What is needed: Go through the material below and copy all lines with "conversations".

Data excerpts:
---*---
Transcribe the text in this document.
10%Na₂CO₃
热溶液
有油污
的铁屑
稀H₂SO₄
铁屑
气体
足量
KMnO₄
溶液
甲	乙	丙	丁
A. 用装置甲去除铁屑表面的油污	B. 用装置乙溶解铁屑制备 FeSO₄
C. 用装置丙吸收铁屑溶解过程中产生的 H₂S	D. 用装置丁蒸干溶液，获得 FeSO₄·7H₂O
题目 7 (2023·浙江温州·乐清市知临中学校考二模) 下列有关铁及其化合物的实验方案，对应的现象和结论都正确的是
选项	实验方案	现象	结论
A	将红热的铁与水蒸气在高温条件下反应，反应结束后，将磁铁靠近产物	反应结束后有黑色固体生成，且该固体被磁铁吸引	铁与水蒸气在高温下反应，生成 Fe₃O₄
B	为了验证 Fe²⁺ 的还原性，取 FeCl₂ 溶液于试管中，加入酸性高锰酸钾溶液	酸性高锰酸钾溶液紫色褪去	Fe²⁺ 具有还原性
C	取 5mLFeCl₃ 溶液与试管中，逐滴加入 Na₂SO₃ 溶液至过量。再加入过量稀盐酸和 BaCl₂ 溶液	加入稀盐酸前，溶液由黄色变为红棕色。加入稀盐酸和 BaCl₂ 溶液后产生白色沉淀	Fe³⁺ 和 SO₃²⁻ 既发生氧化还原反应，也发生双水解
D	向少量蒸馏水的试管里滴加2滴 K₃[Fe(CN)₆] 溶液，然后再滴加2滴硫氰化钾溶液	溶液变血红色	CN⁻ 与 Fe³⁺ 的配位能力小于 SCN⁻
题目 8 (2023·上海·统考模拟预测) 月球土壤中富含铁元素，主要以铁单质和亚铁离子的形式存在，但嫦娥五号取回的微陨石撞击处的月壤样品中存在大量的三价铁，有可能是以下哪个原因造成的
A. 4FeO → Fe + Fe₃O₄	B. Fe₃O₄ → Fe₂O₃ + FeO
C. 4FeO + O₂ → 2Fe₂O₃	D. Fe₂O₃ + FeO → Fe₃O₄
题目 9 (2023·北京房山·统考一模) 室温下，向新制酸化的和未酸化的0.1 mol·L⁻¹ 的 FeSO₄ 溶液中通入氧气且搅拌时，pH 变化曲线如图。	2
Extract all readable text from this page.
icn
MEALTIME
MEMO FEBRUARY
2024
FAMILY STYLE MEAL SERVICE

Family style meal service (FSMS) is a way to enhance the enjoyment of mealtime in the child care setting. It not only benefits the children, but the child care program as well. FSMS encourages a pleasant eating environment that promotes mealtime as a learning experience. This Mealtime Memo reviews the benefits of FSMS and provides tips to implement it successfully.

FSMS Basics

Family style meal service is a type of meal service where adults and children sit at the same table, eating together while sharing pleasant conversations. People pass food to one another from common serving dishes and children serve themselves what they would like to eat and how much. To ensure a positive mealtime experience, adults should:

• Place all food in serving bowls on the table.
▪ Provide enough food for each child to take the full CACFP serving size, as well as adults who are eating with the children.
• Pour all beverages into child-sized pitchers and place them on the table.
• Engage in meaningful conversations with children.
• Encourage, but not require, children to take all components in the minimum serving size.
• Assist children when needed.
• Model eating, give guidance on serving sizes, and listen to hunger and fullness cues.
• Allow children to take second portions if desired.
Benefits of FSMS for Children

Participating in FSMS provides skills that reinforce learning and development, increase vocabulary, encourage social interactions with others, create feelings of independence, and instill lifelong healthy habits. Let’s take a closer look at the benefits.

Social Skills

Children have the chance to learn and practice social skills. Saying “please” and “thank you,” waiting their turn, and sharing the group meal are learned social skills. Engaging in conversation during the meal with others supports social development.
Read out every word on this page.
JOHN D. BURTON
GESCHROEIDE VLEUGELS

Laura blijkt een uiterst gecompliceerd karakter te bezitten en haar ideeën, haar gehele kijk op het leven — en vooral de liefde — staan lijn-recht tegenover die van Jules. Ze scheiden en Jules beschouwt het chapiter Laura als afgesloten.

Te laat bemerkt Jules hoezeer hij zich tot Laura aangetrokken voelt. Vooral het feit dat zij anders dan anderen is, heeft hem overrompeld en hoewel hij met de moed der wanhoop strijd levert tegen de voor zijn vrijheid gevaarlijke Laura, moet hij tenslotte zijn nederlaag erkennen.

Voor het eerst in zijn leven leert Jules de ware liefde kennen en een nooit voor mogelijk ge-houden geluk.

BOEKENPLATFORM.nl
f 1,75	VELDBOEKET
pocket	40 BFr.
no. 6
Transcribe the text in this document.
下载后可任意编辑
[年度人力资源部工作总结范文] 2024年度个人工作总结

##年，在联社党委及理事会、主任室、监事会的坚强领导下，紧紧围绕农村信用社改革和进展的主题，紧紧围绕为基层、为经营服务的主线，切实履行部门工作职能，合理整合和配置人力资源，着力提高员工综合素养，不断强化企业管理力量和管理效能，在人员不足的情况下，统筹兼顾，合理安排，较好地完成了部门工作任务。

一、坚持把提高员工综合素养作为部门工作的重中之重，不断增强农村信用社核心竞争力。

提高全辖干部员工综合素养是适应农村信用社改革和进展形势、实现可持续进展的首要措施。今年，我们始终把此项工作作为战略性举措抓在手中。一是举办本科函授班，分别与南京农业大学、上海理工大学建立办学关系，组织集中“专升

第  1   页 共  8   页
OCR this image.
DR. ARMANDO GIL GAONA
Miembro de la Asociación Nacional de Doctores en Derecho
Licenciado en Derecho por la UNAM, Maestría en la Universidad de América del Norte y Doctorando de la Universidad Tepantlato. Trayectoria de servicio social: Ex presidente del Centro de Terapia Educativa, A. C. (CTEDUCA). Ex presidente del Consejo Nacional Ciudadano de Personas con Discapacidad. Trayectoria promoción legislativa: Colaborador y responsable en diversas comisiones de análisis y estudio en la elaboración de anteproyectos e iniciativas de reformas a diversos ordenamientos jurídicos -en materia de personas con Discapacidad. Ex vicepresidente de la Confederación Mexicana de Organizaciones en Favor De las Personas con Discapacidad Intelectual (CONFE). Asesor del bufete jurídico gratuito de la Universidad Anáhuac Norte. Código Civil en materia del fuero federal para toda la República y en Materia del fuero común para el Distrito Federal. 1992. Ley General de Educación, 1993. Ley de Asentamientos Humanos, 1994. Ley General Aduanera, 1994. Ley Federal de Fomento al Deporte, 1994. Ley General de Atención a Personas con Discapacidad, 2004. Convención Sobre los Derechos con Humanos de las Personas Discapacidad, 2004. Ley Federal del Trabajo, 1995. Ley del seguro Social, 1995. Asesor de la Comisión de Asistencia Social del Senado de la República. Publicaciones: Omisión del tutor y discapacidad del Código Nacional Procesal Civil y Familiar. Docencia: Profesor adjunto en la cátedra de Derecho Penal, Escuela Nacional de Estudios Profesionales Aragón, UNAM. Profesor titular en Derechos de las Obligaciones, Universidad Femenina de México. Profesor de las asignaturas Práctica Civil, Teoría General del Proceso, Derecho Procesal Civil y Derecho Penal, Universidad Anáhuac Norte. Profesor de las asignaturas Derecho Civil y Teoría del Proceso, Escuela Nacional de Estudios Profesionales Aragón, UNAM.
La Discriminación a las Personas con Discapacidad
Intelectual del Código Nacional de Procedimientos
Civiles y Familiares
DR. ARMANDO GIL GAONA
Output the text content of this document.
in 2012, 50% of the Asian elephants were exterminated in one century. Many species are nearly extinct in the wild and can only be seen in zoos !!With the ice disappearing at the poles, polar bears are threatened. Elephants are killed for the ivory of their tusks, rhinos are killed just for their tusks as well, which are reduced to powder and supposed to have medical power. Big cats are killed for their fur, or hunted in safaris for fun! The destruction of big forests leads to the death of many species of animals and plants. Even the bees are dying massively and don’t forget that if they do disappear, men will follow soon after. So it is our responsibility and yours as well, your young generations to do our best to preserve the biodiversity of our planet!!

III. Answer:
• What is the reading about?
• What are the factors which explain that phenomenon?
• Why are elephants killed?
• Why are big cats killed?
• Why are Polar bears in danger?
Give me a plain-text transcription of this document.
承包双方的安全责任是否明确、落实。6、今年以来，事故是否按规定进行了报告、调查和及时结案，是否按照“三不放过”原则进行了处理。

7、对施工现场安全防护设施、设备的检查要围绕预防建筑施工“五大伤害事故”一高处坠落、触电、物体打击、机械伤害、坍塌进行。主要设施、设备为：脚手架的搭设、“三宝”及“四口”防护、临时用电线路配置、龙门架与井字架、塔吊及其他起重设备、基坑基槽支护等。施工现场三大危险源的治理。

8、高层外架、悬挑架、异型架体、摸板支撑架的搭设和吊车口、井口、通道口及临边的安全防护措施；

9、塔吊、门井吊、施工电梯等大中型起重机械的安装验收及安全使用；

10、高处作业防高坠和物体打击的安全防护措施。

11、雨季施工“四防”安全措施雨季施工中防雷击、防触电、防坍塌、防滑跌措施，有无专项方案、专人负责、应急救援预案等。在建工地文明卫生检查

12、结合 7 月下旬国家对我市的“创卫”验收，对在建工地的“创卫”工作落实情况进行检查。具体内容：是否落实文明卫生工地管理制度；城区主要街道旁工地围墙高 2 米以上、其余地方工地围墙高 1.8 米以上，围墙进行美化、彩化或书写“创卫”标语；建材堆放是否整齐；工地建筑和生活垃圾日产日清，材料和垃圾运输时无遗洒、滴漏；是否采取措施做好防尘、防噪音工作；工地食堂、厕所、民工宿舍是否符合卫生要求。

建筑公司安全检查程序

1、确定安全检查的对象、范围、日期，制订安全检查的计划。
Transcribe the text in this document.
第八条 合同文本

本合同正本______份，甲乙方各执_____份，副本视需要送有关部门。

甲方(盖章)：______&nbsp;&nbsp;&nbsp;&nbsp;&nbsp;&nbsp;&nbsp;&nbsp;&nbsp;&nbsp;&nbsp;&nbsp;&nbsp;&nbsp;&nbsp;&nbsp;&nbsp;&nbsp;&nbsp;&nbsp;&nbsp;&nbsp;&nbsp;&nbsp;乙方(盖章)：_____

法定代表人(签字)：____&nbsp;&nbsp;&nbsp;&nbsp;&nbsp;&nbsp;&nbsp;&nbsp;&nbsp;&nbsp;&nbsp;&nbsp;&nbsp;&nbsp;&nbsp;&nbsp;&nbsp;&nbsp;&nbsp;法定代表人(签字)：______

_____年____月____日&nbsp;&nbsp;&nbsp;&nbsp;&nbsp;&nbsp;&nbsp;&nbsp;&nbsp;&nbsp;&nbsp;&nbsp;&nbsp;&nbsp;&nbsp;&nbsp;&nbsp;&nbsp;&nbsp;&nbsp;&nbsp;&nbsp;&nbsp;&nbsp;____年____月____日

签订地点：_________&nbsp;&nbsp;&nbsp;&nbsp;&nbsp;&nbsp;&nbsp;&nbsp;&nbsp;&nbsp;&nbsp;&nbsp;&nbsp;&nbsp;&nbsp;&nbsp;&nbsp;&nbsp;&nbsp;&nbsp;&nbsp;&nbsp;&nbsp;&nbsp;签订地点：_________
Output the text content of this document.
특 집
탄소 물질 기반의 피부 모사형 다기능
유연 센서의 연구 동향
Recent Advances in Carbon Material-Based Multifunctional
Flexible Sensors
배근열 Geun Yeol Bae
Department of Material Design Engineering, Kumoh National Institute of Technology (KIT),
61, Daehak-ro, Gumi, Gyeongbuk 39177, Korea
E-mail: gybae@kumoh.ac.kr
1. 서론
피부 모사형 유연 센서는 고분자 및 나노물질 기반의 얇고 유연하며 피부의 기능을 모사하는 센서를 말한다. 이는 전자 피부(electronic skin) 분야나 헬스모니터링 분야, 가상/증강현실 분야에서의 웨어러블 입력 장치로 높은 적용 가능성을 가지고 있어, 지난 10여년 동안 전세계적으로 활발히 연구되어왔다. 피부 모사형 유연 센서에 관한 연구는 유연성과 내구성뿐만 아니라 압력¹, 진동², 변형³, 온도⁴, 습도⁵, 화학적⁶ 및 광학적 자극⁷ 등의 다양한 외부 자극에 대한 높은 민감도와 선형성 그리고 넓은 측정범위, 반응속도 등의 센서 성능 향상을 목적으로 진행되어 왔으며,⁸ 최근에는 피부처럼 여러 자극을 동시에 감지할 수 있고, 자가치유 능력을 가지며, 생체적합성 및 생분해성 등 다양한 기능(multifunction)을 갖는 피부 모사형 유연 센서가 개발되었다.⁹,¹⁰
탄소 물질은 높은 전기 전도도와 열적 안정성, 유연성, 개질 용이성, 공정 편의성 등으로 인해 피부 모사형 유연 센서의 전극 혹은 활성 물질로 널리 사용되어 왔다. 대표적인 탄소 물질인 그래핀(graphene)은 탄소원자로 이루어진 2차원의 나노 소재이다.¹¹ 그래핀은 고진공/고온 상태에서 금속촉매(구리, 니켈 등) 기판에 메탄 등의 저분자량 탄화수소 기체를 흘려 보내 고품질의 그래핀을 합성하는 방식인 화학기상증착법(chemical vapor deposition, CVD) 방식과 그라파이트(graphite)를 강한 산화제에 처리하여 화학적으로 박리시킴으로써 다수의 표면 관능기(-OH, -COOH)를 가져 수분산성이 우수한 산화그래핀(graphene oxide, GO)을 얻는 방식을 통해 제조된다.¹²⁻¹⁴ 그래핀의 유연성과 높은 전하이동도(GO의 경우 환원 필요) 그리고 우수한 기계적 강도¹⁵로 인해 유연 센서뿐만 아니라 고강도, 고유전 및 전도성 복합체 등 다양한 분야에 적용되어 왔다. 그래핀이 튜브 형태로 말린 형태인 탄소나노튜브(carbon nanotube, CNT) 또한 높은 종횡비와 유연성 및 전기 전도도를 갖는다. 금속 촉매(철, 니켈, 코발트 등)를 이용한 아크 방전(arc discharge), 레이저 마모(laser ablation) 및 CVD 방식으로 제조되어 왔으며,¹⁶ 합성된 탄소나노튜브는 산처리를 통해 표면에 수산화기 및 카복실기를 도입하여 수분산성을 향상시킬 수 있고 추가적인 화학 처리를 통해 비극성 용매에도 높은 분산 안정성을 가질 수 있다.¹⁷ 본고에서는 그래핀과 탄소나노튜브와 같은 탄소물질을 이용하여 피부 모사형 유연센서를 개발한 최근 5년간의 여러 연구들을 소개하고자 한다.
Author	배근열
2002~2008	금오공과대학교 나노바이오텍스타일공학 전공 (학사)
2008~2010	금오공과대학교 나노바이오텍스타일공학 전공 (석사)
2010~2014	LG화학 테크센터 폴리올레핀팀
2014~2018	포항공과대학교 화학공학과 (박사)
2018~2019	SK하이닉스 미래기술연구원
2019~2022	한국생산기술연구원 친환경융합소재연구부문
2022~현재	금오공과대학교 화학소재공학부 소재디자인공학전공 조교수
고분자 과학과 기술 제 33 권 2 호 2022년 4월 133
---*---
Task result:
Family style meal service is a type of meal service where adults and children sit at the same table, eating together while sharing pleasant conversations. People pass food to one another from common serving dishes and children serve themselves what they would like to eat and how much. To ensure a positive mealtime experience, adults should:
• Engage in meaningful conversations with children.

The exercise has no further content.